Exercise prompt: Go through the listing below and list every line with "JSON".

Data records:

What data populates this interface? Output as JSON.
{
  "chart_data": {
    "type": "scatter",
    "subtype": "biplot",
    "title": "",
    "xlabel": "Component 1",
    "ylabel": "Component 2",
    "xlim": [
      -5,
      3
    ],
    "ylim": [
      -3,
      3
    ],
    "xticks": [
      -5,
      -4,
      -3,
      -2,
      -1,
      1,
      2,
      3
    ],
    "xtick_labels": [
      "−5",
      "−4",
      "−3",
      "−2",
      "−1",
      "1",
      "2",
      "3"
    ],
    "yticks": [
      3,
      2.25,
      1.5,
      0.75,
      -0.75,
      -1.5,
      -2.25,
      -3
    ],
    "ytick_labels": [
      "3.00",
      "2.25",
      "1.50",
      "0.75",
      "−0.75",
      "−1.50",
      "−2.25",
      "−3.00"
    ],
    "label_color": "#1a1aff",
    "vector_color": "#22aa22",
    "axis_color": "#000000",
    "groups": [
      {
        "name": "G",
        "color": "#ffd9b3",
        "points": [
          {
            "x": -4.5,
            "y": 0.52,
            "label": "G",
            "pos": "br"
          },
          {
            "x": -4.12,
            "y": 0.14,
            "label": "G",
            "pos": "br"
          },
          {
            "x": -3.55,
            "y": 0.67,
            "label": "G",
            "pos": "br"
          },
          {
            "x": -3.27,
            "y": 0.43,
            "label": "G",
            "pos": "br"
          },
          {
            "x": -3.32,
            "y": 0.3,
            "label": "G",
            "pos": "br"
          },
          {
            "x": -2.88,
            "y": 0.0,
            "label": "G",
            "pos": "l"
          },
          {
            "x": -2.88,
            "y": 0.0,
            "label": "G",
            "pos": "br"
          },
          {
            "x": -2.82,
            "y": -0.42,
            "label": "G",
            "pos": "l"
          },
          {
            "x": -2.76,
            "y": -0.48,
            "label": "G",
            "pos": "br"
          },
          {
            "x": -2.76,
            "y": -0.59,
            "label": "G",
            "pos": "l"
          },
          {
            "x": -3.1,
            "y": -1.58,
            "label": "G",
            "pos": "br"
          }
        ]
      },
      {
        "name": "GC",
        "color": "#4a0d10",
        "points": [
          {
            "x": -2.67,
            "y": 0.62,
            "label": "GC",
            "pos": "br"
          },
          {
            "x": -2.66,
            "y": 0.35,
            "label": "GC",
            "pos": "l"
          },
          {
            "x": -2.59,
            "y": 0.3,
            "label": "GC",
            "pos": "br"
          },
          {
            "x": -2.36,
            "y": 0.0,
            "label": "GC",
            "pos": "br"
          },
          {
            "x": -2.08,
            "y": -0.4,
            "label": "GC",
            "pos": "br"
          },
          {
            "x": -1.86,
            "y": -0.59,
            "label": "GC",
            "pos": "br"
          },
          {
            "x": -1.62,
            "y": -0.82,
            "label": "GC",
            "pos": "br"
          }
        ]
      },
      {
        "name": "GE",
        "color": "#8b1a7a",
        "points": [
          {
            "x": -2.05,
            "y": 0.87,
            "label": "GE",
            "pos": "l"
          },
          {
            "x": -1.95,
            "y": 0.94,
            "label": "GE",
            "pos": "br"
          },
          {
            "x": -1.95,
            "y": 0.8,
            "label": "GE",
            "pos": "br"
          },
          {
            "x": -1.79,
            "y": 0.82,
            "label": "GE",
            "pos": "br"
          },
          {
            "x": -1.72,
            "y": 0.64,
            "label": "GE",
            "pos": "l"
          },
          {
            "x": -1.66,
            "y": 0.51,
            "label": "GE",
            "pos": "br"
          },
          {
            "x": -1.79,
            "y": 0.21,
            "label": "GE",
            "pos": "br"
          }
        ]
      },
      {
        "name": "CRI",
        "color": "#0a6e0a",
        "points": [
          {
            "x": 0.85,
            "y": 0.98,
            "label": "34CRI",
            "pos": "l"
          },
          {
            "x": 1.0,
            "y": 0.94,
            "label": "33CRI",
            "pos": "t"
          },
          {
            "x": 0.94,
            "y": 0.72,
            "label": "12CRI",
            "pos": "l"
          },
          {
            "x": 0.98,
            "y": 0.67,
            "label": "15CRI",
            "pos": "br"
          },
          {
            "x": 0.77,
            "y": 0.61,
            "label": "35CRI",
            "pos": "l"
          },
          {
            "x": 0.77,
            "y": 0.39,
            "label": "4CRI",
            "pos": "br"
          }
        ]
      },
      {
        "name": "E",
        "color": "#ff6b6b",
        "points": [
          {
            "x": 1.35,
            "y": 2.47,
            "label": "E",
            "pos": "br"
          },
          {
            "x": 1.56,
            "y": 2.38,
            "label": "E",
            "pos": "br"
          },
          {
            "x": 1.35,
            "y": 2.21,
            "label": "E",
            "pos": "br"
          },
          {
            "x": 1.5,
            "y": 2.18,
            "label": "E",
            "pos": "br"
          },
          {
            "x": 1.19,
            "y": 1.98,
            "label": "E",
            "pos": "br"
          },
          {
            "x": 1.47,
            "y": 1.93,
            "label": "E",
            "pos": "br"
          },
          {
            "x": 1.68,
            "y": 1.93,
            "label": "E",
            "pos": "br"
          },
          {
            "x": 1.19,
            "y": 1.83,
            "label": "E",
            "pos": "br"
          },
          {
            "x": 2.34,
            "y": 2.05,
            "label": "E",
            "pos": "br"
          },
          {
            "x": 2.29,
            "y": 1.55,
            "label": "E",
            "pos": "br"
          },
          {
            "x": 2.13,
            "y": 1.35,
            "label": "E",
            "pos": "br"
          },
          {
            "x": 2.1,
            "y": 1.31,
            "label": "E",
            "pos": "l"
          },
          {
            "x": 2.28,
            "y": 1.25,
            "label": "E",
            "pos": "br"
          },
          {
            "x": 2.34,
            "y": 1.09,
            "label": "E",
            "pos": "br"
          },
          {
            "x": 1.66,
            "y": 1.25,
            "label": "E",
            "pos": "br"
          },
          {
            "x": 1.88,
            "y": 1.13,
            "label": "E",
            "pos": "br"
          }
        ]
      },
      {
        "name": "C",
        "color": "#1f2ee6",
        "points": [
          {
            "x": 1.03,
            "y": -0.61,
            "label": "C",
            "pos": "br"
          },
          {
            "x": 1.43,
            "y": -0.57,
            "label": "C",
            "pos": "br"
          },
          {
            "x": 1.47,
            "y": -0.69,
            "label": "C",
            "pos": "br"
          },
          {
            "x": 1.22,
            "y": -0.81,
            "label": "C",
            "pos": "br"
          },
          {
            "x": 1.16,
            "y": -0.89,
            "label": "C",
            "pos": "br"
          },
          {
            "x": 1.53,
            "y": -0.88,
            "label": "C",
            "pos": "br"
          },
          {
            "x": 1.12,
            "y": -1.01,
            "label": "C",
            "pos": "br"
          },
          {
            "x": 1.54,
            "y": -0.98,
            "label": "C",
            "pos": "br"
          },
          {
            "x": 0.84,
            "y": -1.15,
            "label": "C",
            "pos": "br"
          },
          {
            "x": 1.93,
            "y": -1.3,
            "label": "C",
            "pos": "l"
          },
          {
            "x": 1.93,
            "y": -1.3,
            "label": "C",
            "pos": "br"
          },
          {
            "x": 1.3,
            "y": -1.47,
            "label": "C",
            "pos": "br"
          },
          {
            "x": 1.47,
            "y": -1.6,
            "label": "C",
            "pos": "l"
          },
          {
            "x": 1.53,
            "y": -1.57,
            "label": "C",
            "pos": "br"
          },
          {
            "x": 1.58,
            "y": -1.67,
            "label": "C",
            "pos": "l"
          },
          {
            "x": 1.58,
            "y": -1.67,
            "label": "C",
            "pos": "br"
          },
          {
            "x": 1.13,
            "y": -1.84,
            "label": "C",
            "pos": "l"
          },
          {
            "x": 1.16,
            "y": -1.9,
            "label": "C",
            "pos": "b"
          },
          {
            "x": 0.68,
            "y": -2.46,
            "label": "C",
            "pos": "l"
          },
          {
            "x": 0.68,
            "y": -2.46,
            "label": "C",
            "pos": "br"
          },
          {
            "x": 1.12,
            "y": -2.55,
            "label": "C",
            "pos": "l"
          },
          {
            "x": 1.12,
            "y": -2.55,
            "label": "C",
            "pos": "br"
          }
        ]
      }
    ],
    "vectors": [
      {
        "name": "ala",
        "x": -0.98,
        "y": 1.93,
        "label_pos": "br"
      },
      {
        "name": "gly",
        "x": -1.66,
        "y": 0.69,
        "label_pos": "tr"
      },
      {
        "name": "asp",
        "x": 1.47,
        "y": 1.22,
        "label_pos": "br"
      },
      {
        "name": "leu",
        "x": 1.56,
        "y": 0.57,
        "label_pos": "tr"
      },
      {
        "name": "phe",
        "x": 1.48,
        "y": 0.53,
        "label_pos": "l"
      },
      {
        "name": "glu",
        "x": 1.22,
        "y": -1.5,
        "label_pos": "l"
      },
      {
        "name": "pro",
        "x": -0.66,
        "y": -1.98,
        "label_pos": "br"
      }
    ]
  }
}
---
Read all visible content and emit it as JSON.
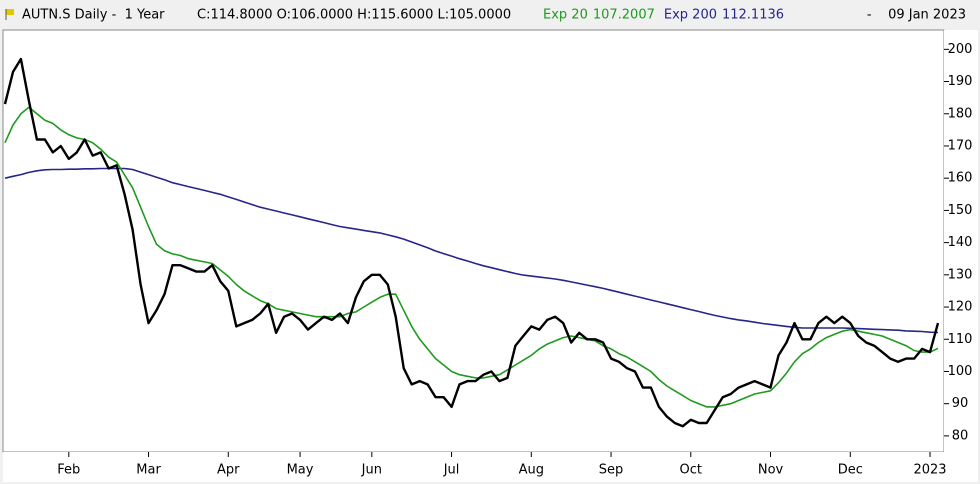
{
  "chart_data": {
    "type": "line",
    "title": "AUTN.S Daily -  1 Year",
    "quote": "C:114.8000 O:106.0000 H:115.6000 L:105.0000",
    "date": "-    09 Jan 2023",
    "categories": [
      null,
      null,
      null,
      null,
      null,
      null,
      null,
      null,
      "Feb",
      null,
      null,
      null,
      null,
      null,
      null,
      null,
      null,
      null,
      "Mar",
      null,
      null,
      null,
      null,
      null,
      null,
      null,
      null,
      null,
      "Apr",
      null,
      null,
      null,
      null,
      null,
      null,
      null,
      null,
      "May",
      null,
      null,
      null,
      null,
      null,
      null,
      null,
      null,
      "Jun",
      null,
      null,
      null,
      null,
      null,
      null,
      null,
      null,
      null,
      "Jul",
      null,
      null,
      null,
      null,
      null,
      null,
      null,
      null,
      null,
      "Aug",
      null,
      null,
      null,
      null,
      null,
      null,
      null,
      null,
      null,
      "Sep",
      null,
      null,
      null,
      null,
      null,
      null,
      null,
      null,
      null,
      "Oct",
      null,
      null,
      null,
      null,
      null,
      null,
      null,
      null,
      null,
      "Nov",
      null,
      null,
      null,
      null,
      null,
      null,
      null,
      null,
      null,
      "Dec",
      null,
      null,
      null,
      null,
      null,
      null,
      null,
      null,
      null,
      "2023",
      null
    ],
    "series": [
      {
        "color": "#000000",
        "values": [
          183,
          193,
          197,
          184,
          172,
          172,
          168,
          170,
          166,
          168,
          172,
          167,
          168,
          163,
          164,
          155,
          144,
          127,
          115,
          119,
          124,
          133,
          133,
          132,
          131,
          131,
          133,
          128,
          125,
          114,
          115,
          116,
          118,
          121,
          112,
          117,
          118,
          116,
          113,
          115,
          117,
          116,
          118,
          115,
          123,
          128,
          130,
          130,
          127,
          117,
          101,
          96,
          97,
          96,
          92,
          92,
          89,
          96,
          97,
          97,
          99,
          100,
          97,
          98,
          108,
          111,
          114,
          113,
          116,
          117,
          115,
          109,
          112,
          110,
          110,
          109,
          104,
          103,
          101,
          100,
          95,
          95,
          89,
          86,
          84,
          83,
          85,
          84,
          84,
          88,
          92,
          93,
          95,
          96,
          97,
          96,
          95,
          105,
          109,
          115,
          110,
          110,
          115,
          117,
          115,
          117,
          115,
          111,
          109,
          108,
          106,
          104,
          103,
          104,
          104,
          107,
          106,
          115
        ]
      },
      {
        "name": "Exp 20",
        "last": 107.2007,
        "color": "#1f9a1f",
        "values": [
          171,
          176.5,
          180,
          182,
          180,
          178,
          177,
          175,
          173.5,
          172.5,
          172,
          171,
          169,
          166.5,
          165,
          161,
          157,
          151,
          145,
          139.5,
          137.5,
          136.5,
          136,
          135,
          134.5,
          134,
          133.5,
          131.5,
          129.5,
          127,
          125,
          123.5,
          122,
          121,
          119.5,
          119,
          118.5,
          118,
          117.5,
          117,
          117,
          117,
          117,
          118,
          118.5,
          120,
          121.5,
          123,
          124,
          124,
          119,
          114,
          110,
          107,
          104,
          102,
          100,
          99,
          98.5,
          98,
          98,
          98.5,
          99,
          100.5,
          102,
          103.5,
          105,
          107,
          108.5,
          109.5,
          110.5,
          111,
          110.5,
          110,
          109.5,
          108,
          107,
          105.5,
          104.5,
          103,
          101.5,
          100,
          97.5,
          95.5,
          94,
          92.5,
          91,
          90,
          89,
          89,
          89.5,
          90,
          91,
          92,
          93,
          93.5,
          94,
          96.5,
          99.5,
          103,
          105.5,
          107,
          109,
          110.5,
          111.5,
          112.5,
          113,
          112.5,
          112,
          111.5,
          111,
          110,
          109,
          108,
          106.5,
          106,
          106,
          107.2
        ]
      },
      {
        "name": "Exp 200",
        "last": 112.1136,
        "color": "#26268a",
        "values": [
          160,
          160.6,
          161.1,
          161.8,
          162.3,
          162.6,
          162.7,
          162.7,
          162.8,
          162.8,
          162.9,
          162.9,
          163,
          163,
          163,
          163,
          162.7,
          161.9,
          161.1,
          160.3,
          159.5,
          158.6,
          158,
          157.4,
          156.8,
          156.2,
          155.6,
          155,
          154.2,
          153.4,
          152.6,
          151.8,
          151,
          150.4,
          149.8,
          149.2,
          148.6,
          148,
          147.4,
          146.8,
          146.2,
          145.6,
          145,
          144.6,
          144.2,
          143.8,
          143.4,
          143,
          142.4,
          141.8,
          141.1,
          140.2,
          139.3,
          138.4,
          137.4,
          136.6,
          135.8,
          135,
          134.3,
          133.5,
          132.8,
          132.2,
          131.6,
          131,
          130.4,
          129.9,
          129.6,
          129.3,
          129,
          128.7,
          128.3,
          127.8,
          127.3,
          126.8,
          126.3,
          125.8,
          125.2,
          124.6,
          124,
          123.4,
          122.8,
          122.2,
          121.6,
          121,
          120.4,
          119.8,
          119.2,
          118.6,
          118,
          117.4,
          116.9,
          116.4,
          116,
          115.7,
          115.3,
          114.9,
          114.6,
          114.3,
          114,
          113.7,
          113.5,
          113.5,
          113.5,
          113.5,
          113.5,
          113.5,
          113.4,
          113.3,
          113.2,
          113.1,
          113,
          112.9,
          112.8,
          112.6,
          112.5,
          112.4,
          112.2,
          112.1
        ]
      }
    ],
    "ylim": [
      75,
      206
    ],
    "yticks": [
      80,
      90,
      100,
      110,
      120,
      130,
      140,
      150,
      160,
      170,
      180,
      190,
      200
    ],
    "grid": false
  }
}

The response:
What data populates this interface? Output as JSON.
Read all visible content and emit it as JSON.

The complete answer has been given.